» Request: In this exercise, reproduce all the entries that follow exactly.

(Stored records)

• • • •

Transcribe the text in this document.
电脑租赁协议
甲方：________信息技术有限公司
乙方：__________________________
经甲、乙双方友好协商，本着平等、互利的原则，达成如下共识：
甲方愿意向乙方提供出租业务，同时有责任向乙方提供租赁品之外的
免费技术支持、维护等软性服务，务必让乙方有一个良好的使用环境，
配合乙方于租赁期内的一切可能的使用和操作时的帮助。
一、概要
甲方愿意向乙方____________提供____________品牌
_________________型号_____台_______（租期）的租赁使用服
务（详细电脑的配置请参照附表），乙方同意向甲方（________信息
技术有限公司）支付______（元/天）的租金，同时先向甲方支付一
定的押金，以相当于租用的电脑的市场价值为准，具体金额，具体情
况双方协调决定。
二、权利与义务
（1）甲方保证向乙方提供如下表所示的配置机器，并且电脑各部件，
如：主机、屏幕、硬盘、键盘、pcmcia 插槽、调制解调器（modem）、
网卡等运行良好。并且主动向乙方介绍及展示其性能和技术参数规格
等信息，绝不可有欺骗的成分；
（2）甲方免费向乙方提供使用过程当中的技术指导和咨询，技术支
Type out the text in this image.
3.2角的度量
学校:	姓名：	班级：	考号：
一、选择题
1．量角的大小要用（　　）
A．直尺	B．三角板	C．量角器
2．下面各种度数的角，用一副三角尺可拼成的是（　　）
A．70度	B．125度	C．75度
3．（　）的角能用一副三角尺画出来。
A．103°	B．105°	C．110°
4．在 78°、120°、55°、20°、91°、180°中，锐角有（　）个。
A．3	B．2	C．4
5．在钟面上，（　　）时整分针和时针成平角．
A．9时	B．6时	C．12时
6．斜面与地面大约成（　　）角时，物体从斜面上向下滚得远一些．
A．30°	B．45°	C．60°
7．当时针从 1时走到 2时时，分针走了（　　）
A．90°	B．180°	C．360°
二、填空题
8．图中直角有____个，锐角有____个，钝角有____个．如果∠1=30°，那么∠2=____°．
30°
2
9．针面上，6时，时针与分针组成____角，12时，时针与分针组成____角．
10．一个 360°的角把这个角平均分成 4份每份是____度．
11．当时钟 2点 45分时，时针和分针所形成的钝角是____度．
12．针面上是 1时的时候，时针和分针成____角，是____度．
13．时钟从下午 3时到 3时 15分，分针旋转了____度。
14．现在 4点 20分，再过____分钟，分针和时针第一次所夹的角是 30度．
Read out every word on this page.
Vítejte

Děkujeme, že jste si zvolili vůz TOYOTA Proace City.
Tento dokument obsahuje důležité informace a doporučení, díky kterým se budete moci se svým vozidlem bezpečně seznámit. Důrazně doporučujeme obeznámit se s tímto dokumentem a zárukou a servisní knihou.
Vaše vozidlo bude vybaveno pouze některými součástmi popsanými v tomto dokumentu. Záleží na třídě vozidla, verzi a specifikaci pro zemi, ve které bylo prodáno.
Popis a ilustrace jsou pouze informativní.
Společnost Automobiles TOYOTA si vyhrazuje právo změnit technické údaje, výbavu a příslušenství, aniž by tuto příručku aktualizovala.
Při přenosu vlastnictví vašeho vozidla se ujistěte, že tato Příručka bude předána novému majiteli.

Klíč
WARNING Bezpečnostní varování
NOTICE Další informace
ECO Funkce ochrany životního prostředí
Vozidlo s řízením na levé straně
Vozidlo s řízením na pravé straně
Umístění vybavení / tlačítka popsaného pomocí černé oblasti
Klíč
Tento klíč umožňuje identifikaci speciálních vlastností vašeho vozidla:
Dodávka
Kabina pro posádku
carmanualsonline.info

• • • •

» Result of the exercise:
Transcribe the text in this document.
电脑租赁协议
甲方：________信息技术有限公司
乙方：__________________________
经甲、乙双方友好协商，本着平等、互利的原则，达成如下共识：
甲方愿意向乙方提供出租业务，同时有责任向乙方提供租赁品之外的
免费技术支持、维护等软性服务，务必让乙方有一个良好的使用环境，
配合乙方于租赁期内的一切可能的使用和操作时的帮助。
一、概要
甲方愿意向乙方____________提供____________品牌
_________________型号_____台_______（租期）的租赁使用服
务（详细电脑的配置请参照附表），乙方同意向甲方（________信息
技术有限公司）支付______（元/天）的租金，同时先向甲方支付一
定的押金，以相当于租用的电脑的市场价值为准，具体金额，具体情
况双方协调决定。
二、权利与义务
（1）甲方保证向乙方提供如下表所示的配置机器，并且电脑各部件，
如：主机、屏幕、硬盘、键盘、pcmcia 插槽、调制解调器（modem）、
网卡等运行良好。并且主动向乙方介绍及展示其性能和技术参数规格
等信息，绝不可有欺骗的成分；
（2）甲方免费向乙方提供使用过程当中的技术指导和咨询，技术支
Type out the text in this image.
3.2角的度量
学校:	姓名：	班级：	考号：
一、选择题
1．量角的大小要用（　　）
A．直尺	B．三角板	C．量角器
2．下面各种度数的角，用一副三角尺可拼成的是（　　）
A．70度	B．125度	C．75度
3．（　）的角能用一副三角尺画出来。
A．103°	B．105°	C．110°
4．在 78°、120°、55°、20°、91°、180°中，锐角有（　）个。
A．3	B．2	C．4
5．在钟面上，（　　）时整分针和时针成平角．
A．9时	B．6时	C．12时
6．斜面与地面大约成（　　）角时，物体从斜面上向下滚得远一些．
A．30°	B．45°	C．60°
7．当时针从 1时走到 2时时，分针走了（　　）
A．90°	B．180°	C．360°
二、填空题
8．图中直角有____个，锐角有____个，钝角有____个．如果∠1=30°，那么∠2=____°．
30°
2
9．针面上，6时，时针与分针组成____角，12时，时针与分针组成____角．
10．一个 360°的角把这个角平均分成 4份每份是____度．
11．当时钟 2点 45分时，时针和分针所形成的钝角是____度．
12．针面上是 1时的时候，时针和分针成____角，是____度．
13．时钟从下午 3时到 3时 15分，分针旋转了____度。
14．现在 4点 20分，再过____分钟，分针和时针第一次所夹的角是 30度．
Read out every word on this page.
Vítejte

Děkujeme, že jste si zvolili vůz TOYOTA Proace City.
Tento dokument obsahuje důležité informace a doporučení, díky kterým se budete moci se svým vozidlem bezpečně seznámit. Důrazně doporučujeme obeznámit se s tímto dokumentem a zárukou a servisní knihou.
Vaše vozidlo bude vybaveno pouze některými součástmi popsanými v tomto dokumentu. Záleží na třídě vozidla, verzi a specifikaci pro zemi, ve které bylo prodáno.
Popis a ilustrace jsou pouze informativní.
Společnost Automobiles TOYOTA si vyhrazuje právo změnit technické údaje, výbavu a příslušenství, aniž by tuto příručku aktualizovala.
Při přenosu vlastnictví vašeho vozidla se ujistěte, že tato Příručka bude předána novému majiteli.

Klíč
WARNING Bezpečnostní varování
NOTICE Další informace
ECO Funkce ochrany životního prostředí
Vozidlo s řízením na levé straně
Vozidlo s řízením na pravé straně
Umístění vybavení / tlačítka popsaného pomocí černé oblasti
Klíč
Tento klíč umožňuje identifikaci speciálních vlastností vašeho vozidla:
Dodávka
Kabina pro posádku
carmanualsonline.info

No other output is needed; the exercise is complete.